> [Dataset extract]:

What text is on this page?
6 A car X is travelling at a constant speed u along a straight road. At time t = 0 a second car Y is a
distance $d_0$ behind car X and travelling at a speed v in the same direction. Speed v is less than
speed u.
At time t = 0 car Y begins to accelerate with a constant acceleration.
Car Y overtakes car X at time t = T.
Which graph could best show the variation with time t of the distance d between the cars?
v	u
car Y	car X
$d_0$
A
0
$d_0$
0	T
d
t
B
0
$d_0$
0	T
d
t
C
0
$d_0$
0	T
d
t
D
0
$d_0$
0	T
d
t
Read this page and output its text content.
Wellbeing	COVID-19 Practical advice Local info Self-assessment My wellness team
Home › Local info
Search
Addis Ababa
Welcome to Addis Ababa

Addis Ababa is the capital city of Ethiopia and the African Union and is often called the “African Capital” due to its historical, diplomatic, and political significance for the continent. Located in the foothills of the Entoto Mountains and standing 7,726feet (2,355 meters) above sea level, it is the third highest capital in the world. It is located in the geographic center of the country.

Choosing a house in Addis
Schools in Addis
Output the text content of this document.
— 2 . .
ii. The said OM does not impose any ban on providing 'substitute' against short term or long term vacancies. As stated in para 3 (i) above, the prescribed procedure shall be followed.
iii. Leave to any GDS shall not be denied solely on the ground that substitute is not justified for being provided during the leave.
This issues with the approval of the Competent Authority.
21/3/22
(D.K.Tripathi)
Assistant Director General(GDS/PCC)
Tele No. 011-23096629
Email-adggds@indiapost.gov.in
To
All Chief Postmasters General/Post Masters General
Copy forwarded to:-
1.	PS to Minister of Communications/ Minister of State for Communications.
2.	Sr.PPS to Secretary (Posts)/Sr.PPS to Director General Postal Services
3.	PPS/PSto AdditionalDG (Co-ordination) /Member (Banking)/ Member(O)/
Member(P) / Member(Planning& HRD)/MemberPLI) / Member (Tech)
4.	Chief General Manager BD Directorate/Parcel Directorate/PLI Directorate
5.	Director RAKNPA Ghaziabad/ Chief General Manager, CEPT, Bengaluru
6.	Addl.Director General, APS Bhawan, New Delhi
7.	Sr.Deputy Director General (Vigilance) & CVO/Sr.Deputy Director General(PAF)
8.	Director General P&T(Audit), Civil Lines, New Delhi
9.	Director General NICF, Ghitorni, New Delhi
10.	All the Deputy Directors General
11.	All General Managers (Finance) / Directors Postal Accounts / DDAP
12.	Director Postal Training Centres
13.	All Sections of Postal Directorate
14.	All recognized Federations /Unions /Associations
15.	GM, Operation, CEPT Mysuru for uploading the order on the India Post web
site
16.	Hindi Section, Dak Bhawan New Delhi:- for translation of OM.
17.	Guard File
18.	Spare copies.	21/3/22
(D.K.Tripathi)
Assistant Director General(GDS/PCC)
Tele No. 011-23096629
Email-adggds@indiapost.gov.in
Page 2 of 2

> [Exercise prompt]: Say how many lines have the string "shall" in them, offering no words beyond the number.

> [Correct output]: 2